What is needed —
Below are the records; reproduce all of them exactly but without any images.

Data for this exercise —
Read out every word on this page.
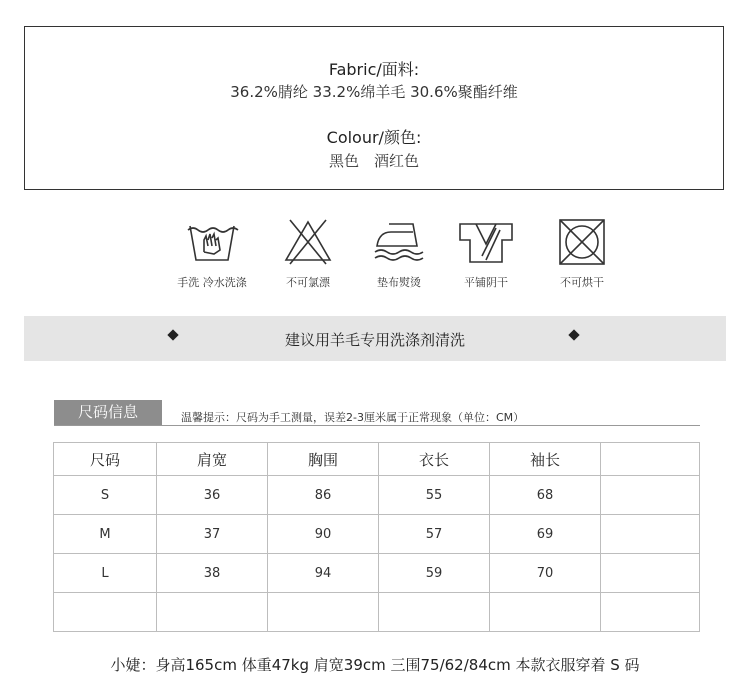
Fabric/面料:
36.2%腈纶 33.2%绵羊毛 30.6%聚酯纤维
Colour/颜色:
黑色　酒红色
手洗 冷水洗涤	不可氯漂	垫布熨烫	平铺阴干	不可烘干
建议用羊毛专用洗涤剂清洗
尺码信息	温馨提示：尺码为手工测量，误差2-3厘米属于正常现象（单位：CM）
尺码	肩宽	胸围	衣长	袖长	
S	36	86	55	68	
M	37	90	57	69	
L	38	94	59	70	

小婕：身高165cm 体重47kg 肩宽39cm 三围75/62/84cm 本款衣服穿着 S 码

Solution for this exercise —
Read out every word on this page.
Fabric/面料:
36.2%腈纶 33.2%绵羊毛 30.6%聚酯纤维
Colour/颜色:
黑色　酒红色
手洗 冷水洗涤	不可氯漂	垫布熨烫	平铺阴干	不可烘干
建议用羊毛专用洗涤剂清洗
尺码信息	温馨提示：尺码为手工测量，误差2-3厘米属于正常现象（单位：CM）
尺码	肩宽	胸围	衣长	袖长	
S	36	86	55	68	
M	37	90	57	69	
L	38	94	59	70	

小婕：身高165cm 体重47kg 肩宽39cm 三围75/62/84cm 本款衣服穿着 S 码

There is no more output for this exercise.